Dataset records

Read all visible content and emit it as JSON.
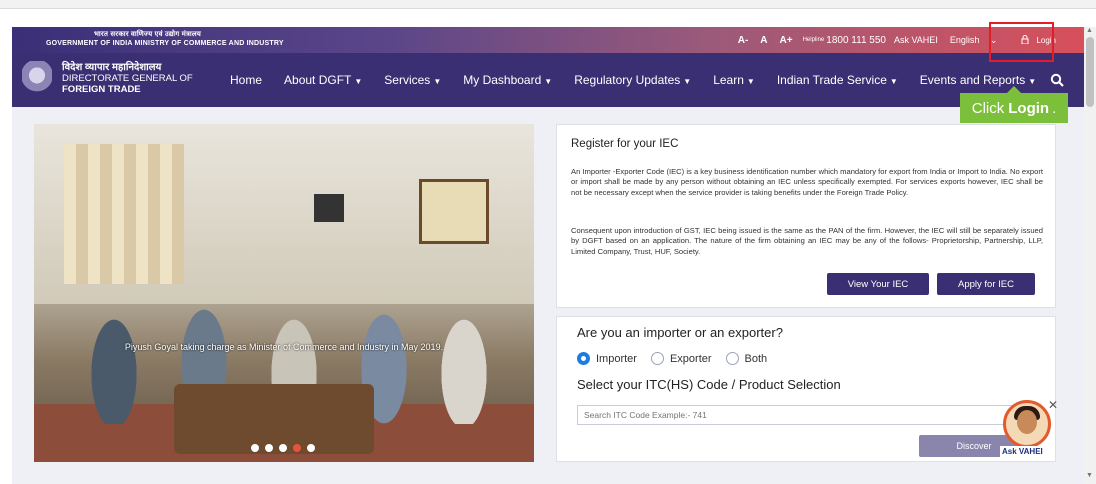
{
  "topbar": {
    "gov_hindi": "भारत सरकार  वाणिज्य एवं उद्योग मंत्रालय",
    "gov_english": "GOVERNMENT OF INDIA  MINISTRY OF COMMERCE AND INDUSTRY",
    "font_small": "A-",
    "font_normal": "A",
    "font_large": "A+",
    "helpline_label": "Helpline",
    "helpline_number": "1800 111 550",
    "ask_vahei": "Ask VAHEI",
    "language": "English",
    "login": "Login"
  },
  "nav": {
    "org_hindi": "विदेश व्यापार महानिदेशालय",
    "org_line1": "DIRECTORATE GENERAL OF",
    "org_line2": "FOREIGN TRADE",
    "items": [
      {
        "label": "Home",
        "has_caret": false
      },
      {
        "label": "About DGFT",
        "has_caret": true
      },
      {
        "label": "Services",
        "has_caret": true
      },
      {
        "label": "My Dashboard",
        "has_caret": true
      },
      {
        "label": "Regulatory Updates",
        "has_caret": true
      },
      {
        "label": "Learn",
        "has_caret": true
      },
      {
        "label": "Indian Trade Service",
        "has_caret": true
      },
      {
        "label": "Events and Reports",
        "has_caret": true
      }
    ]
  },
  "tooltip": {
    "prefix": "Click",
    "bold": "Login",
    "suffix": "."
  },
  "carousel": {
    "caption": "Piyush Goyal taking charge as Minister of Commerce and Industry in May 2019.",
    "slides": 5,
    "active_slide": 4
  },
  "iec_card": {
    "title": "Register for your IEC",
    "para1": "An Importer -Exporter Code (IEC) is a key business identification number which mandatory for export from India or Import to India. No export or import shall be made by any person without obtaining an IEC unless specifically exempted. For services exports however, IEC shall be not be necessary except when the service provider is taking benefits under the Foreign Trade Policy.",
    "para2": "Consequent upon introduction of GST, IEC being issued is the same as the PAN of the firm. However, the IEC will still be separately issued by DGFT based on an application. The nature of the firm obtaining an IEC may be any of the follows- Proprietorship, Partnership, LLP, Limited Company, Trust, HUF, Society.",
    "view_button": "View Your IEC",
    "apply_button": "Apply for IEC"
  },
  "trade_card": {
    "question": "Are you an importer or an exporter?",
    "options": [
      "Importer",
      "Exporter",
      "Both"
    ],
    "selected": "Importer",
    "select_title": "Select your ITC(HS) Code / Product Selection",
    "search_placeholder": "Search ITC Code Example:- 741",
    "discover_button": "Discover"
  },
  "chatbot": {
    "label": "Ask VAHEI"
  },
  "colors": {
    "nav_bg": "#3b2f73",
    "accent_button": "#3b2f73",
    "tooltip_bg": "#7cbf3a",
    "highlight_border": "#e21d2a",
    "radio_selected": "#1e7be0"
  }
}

### Problem requirements
Gather all the lines that include the word "obtaining" and copy them out.

### Solution to the problem
    "para1": "An Importer -Exporter Code (IEC) is a key business identification number which mandatory for export from India or Import to India. No export or import shall be made by any person without obtaining an IEC unless specifically exempted. For services exports however, IEC shall be not be necessary except when the service provider is taking benefits under the Foreign Trade Policy.",
    "para2": "Consequent upon introduction of GST, IEC being issued is the same as the PAN of the firm. However, the IEC will still be separately issued by DGFT based on an application. The nature of the firm obtaining an IEC may be any of the follows- Proprietorship, Partnership, LLP, Limited Company, Trust, HUF, Society.",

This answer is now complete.